Writing

Atom feed icon Software, technology, sysadmin war stories, and more.

Saturday, May 31, 2025

rsync's defaults are not always enough

rsync is one of those tools which is rather useful. It saves you from spending the time and effort on copying data which you already have. It's the backbone of many a mirror site, and it also gets used for any number of backup solutions.

There's just one problem: in the name of efficiency, it can miss certain changes. rsync normally looks at the size and modification time of a candidate file, and if they are the same at both ends, that's the end of any consideration. It won't get any further attention and it moves on to something else.

"So what", you might think. "All files change at least their mtime when someone writes to them. That's the whole point of a mtime."

And yet... I'm writing this post, and here we are.

The keen-eyed observers out there are probably already thinking "ooh, bit rot" and other things where one of the files has actually become corrupted while "at rest" for whatever reason. Those observers are right! That's totally a problem that you have to worry about, especially if you're using SSDs to hold your bits and those SSDs aren't always being powered.

But no, this is something you have to worry about *beyond* that. This is about a "sneak path" that you probably didn't consider. I didn't.

Here, let's run a little experiment. If you have a x86_64 Debian box that's relatively current and you've been backing up the whole thing via rsync for a year or two, go do something for me.

Go run your favorite file-hasher tool on /usr/lib/x86_64-linux-gnu/libfribidi.so.0.4.0 for me. Give it a sha256sum or whatever, or even md5sum if you're feeling brash. Then note the modification time on the file.

Now mount one of your backups and do the same thing on the version of the file that's on the backup device. See anything ... odd? Unusual?

Identical mtimes, identical sizes... and different hashes, right? I spotted this on a bunch of my machines after going "hmmm..." about the whole SSD-data-loss thing.

Clearly, something unusual happened somewhere, and it's been escaping the notice of your rsync runs ever since. I haven't gone digging into the package history for this thing to find out just when and where it happened, and (more importantly) how. It's rather unusual.

If you're freaking out right now, there is some hope. rsync has both -I and -c which promise to not use the quick method and instead will run a checksum on the files. It's slower so you won't want to do this normally, but it's not a bad idea to add this to the mix of things that you do every so many rotations.

I should point out that the first time you do a forced-checksum run, --dry-run will let you see the changes before it blows anything away, so you can make the call as to which version is the right one! In theory, your *source* files can get corrupted, and if you just copy one of those across, you have now corrupted your backup.

Isn't entropy FUN?

* * * * *

#### Written tasks
A. In the post on rsync's defaults, what two properties of a file does rsync normally compare at both ends?
B. Reproduce the rsync post from "But no, this" to "something for me." word for word.
The material that comes after the rsync post has nothing to do with it.

#### Given information
* * * * *

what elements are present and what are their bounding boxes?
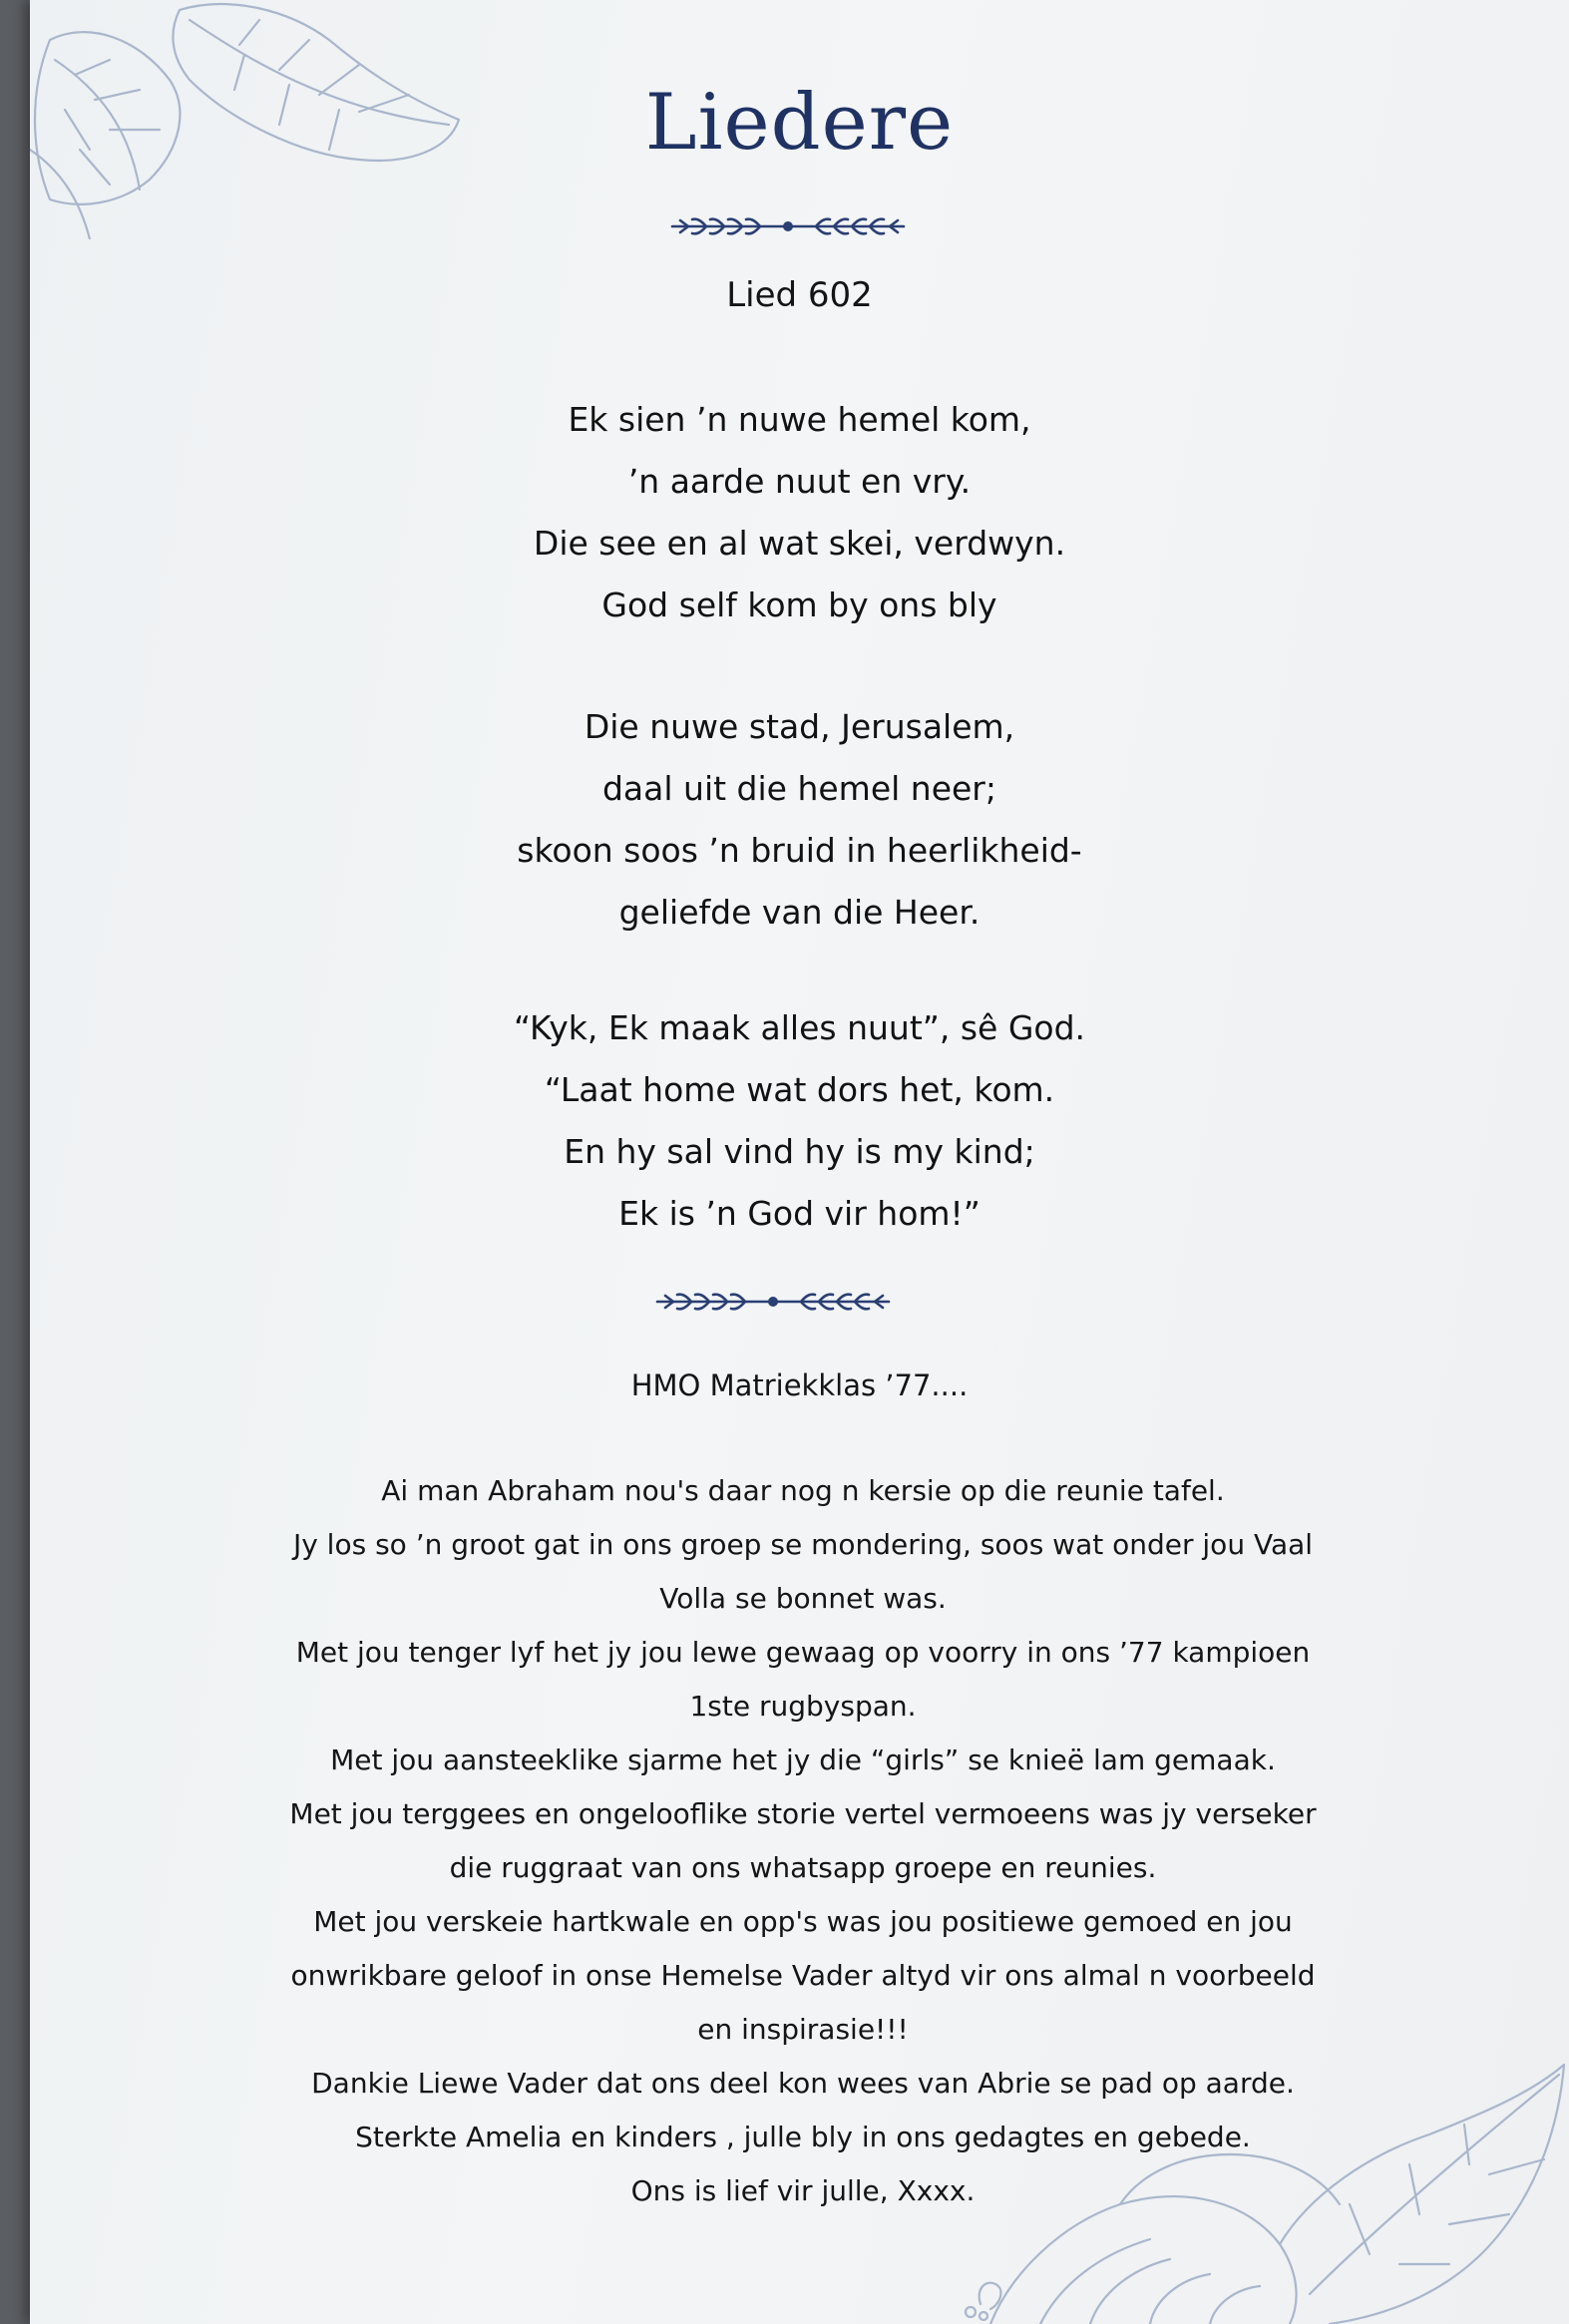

* * * * *

#### Answers per task
A. Its size and its modification time.

B.
But no, this is something you have to worry about *beyond* that. This is about a "sneak path" that you probably didn't consider. I didn't.

Here, let's run a little experiment. If you have a x86_64 Debian box that's relatively current and you've been backing up the whole thing via rsync for a year or two, go do something for me.